> PASSAGE PRÉSENTÉ
La militante des droits humains, Narges Mohammadi, récemment honorée du prix Nobel de la paix, a été condamnée par un tribunal iranien à six ans d'emprisonnement, comme l'a rapporté son avocat à l'AFP dimanche.
«Elle a été reconnue coupable de rassemblement et collusion en vue de commettre des crimes», a déclaré son avocat, Mostafa Nili, soulignant qu'elle avait également reçu une interdiction de quitter le pays pour une durée de deux ans. Appréhendée depuis décembre, Mohammadi avait auparavant été condamnée à un an et demi de prison pour «activités de propagande», ainsi qu'à une peine d'exil de deux ans dans la ville de Khosf, située dans la province du Khorassan du Sud.

> ENTRÉES FOURNIES
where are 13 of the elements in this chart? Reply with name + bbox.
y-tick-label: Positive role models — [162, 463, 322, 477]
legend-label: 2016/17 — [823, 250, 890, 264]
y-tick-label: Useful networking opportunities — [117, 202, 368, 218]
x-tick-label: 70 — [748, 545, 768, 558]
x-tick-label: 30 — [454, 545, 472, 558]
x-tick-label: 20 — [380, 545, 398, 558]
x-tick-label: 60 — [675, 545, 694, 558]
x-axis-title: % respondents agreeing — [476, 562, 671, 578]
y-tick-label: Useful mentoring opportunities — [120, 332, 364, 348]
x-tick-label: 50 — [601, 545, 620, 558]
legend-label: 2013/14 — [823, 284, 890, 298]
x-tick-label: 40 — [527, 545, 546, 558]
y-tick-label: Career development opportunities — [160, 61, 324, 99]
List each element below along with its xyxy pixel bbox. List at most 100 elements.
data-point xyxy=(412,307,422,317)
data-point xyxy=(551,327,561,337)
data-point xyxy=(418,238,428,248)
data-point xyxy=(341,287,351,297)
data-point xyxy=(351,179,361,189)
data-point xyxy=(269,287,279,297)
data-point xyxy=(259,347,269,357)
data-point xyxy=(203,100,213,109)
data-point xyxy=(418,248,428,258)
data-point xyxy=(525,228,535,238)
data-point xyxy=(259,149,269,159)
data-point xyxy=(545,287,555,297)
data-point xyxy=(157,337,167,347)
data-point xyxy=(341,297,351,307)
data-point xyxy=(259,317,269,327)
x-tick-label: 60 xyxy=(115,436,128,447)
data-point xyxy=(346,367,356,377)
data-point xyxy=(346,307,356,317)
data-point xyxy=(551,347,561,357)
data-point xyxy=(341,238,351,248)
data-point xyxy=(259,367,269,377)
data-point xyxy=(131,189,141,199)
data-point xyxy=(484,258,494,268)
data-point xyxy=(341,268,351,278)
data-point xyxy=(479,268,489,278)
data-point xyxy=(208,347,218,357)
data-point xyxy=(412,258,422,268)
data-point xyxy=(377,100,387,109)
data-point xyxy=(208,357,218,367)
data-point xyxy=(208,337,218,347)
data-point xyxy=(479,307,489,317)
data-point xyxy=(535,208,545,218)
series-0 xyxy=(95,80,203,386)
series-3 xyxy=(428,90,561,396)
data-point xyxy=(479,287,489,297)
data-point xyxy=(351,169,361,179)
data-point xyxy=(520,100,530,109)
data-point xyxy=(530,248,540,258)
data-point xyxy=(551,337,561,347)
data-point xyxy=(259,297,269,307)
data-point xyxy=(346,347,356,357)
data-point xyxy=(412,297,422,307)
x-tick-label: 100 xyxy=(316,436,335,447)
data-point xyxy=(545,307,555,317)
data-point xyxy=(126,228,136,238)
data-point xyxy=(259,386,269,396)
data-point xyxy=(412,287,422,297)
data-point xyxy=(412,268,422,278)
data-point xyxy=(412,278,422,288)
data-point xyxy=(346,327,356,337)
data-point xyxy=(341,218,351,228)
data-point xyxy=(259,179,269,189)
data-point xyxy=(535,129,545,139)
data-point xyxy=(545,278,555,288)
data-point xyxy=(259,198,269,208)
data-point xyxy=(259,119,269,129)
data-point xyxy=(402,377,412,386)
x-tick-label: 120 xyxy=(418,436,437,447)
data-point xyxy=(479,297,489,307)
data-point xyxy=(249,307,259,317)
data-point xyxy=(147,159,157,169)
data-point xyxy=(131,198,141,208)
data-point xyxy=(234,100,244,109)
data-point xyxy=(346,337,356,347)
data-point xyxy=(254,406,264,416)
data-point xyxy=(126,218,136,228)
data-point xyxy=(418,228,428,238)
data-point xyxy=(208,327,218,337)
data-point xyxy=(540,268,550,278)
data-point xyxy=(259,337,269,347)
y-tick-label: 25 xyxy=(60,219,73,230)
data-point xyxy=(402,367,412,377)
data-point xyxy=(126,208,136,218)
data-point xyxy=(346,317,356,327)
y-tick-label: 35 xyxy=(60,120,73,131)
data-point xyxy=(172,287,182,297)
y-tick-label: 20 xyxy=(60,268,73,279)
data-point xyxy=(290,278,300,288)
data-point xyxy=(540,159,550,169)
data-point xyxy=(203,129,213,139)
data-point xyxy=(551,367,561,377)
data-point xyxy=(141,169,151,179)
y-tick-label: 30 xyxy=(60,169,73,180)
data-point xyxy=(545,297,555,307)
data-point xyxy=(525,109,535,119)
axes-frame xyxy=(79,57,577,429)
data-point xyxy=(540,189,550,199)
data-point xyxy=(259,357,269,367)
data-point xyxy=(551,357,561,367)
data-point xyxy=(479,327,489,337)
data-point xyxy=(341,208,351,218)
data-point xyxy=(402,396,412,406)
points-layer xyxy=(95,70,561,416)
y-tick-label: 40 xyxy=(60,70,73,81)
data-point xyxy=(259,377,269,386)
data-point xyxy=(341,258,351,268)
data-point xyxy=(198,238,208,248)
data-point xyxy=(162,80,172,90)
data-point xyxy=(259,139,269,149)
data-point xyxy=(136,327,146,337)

> ACTIONS À MENER
a - Résumez en deux phrases le passage sur la condamnation de Narges Mohammadi.
b - Poursuivez, s'il vous plaît, le passage sur la condamnation de Narges Mohammadi après sa dernière phrase.

> PROBLÈMES RÉSOLUS
a - Selon son avocat Mostafa Nili, un tribunal iranien a condamné Narges Mohammadi, militante des droits humains récemment lauréate du prix Nobel de la paix, à six ans de prison pour rassemblement et collusion en vue de commettre des crimes, ainsi qu'à deux ans d'interdiction de quitter le pays. Appréhendée depuis décembre, elle avait déjà été condamnée à un an et demi de prison pour « activités de propagande » et à deux ans d'exil à Khosf, dans la province du Khorassan du Sud.

b -
Cette nouvelle condamnation des autorités iraniennes suscite l'indignation internationale, renforçant les appels à la libération immédiate de Mohammadi. Selon le rapport de France 24, son cas illustre une répression croissante des voix critiques dans le pays. Des experts des droits humains expriment leur préoccupation face à cette escalade des mesures contre ceux qui militent pour la liberté et la justice.
Les restrictions imposées à Mohammadi illustrent la tension actuelle en Iran, où les travailleurs et les journalistes sont souvent ciblés pour leurs opinions. «La communauté internationale doit agir pour faire pression sur le régime iranien et soutenir des figures comme Mohammadi», souligne un porte-parole de Human Rights Watch.